From the entries below, count the lines with "this". Write only the count.
───
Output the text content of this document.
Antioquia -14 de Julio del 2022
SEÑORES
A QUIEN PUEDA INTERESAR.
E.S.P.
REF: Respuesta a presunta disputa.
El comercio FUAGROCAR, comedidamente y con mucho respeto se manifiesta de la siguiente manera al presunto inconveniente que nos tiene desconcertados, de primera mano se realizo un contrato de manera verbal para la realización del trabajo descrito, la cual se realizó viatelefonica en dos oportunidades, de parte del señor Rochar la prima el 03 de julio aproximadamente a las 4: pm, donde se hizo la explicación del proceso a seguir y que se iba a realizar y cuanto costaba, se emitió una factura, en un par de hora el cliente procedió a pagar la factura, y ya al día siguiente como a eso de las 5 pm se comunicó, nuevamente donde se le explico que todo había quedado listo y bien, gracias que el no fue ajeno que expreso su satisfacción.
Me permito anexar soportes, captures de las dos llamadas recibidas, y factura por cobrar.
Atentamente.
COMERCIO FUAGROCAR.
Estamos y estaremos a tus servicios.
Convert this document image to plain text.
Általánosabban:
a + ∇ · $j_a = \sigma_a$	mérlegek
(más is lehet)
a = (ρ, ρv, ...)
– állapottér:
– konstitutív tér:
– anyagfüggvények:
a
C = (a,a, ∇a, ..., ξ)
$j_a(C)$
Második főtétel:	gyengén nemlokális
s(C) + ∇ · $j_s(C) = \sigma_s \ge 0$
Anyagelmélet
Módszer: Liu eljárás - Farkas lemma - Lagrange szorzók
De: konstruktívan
───
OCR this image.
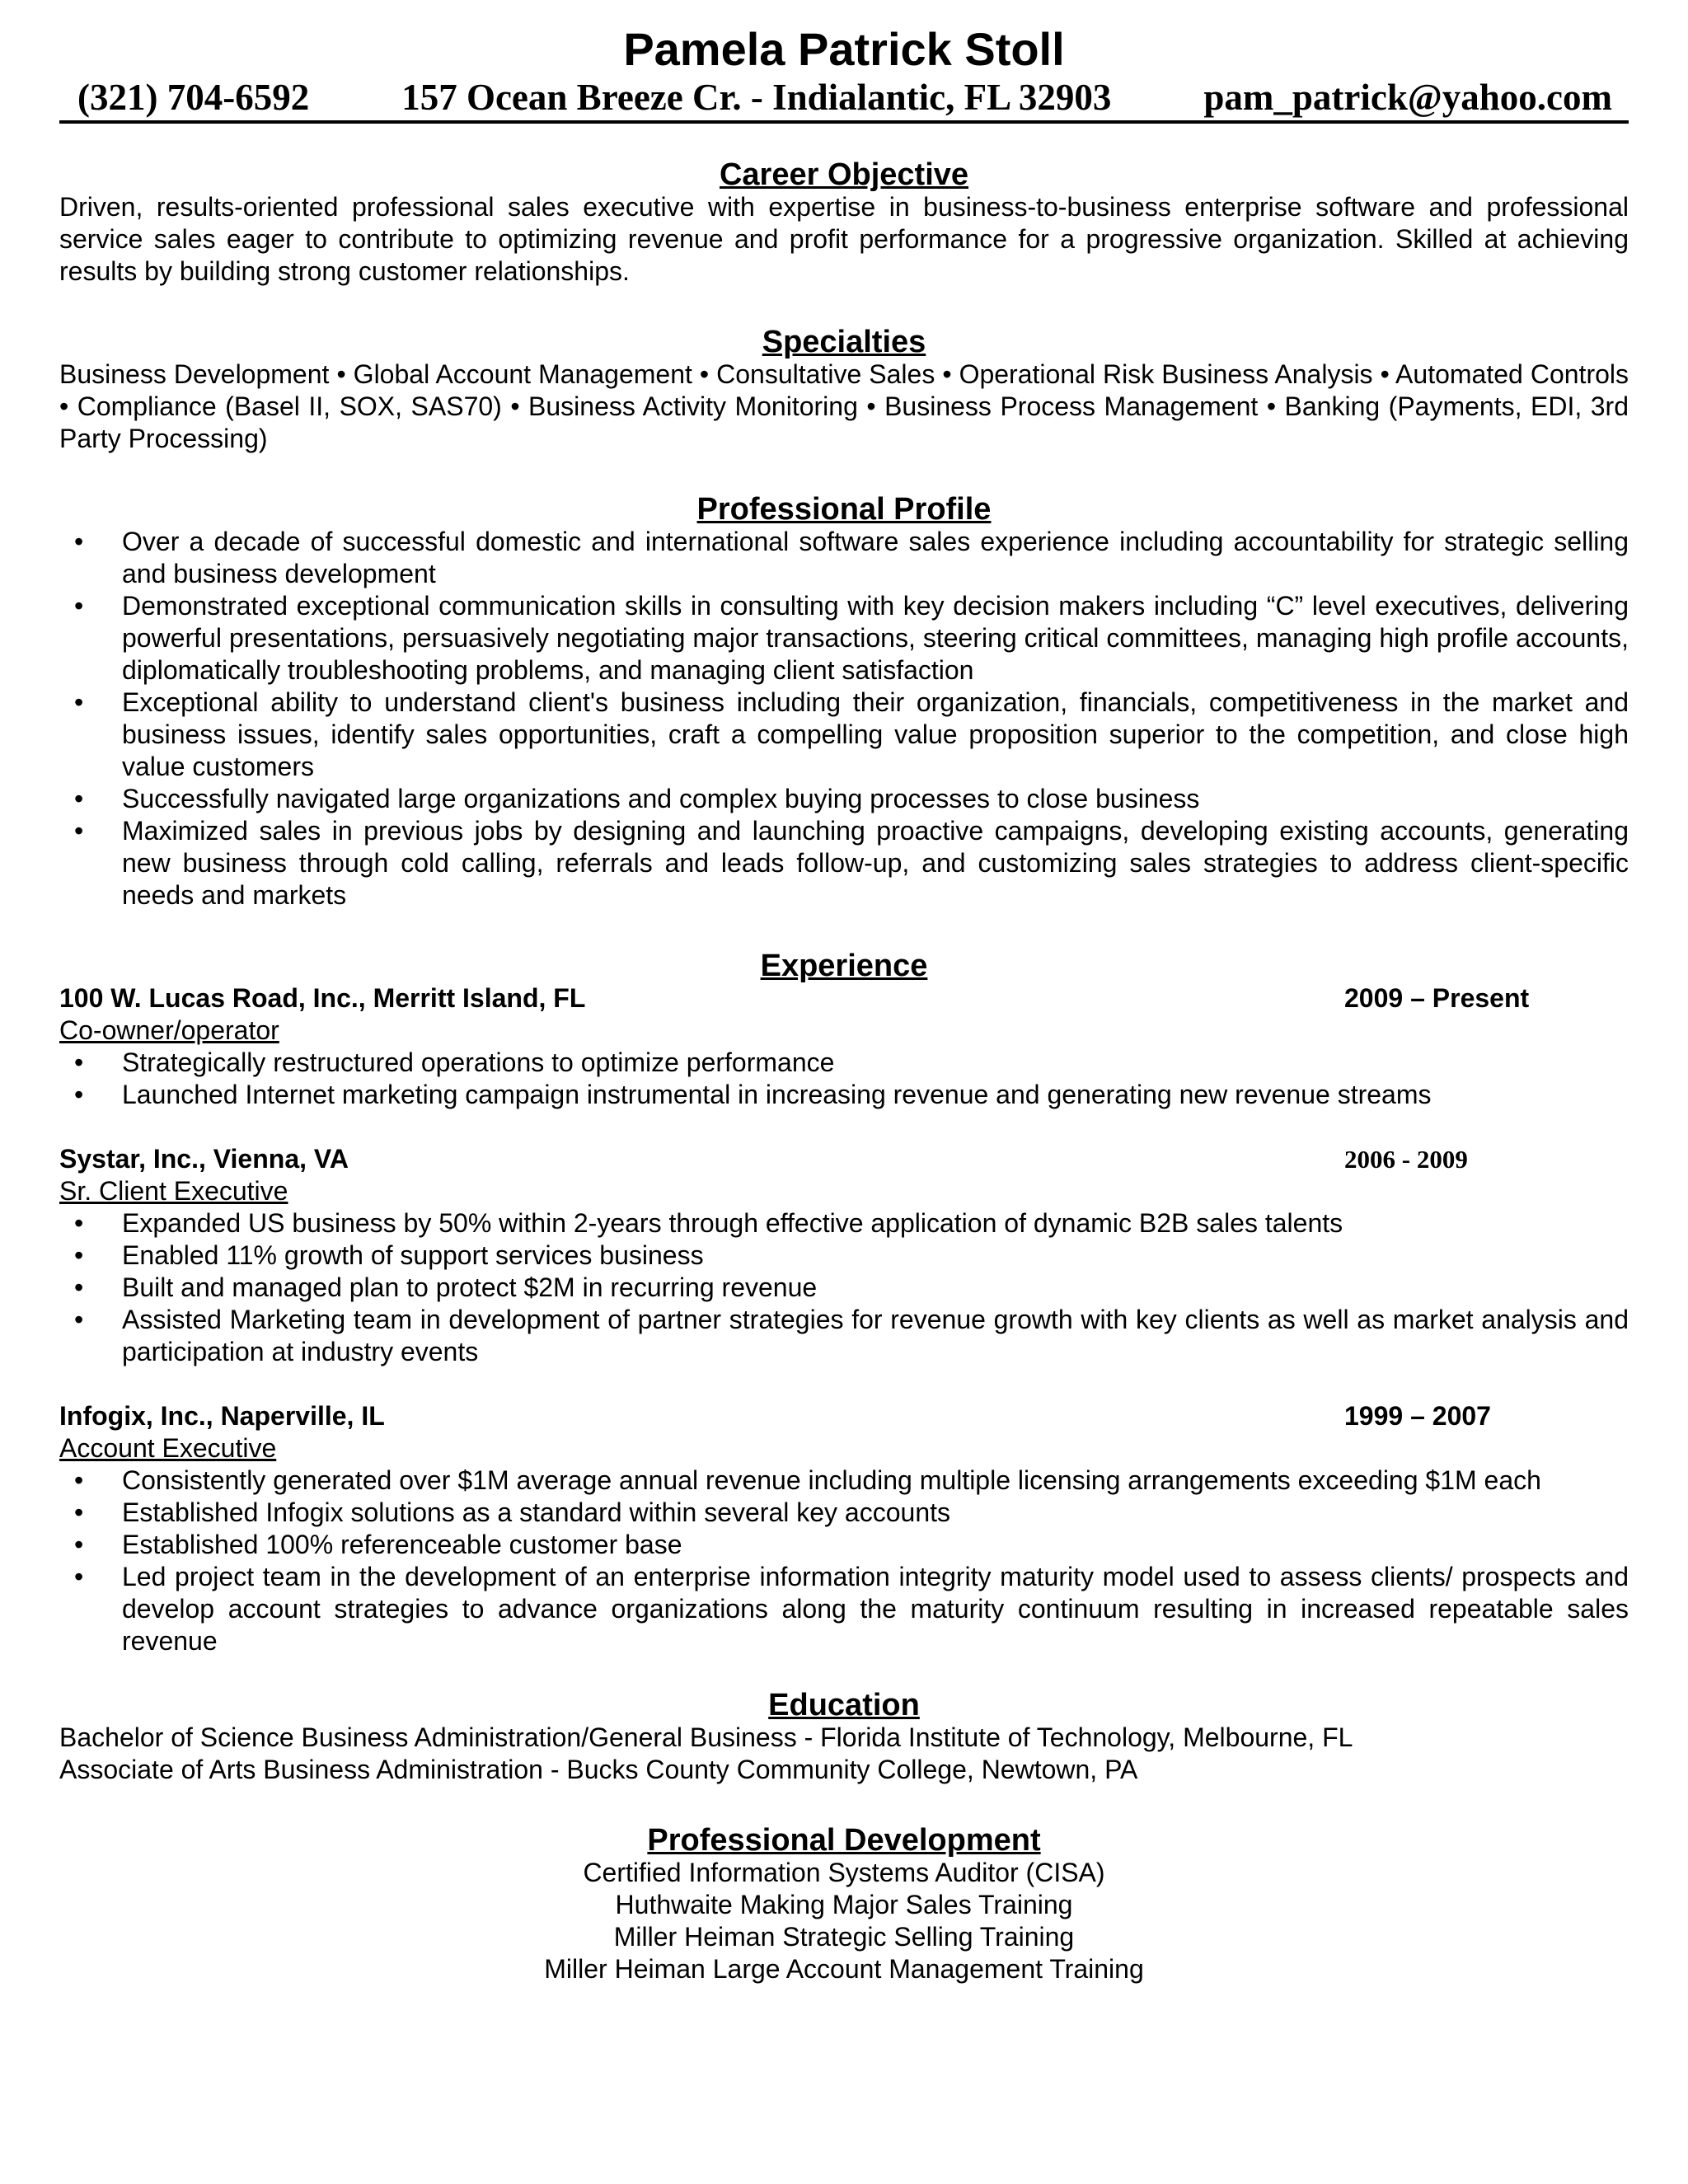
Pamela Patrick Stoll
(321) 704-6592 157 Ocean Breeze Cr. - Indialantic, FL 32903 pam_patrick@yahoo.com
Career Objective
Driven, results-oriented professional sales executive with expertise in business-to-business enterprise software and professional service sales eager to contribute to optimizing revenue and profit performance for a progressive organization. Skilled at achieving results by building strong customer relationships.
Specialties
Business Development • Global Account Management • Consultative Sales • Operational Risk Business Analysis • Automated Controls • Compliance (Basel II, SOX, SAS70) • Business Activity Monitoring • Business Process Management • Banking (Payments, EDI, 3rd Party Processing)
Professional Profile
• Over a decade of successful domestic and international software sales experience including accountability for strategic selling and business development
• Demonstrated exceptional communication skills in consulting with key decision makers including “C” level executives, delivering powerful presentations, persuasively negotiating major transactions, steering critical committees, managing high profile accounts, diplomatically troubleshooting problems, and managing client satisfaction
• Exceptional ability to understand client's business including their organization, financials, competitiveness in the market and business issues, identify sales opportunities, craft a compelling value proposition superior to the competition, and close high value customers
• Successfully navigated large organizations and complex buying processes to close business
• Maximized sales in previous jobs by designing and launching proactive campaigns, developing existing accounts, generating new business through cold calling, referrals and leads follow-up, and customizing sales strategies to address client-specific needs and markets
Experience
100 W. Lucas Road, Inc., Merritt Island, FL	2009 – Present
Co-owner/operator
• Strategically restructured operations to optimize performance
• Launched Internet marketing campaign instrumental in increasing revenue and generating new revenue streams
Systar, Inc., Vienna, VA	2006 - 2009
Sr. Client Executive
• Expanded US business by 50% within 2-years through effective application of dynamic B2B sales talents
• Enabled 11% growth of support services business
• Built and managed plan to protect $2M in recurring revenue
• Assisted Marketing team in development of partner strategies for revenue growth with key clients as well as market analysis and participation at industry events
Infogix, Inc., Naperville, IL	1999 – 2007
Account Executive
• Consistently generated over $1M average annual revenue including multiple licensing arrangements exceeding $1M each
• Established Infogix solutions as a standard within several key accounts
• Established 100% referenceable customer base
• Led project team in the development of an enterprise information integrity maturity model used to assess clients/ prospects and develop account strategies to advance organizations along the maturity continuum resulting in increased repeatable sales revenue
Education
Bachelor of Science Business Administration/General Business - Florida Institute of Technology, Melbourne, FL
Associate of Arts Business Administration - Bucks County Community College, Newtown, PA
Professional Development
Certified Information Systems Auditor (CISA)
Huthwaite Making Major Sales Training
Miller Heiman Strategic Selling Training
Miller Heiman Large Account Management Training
───
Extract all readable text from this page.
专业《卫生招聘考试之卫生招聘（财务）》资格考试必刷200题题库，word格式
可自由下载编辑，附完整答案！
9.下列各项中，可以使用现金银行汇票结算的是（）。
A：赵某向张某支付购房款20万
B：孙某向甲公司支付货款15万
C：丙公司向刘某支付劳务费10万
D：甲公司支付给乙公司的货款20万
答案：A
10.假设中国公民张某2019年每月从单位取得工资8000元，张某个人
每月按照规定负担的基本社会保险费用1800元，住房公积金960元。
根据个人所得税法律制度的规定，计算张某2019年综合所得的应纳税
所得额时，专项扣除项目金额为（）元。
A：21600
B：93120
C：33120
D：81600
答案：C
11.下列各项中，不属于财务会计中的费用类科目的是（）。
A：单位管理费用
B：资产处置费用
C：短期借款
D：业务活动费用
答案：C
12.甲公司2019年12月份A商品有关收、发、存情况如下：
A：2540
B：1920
───
Full solution:
4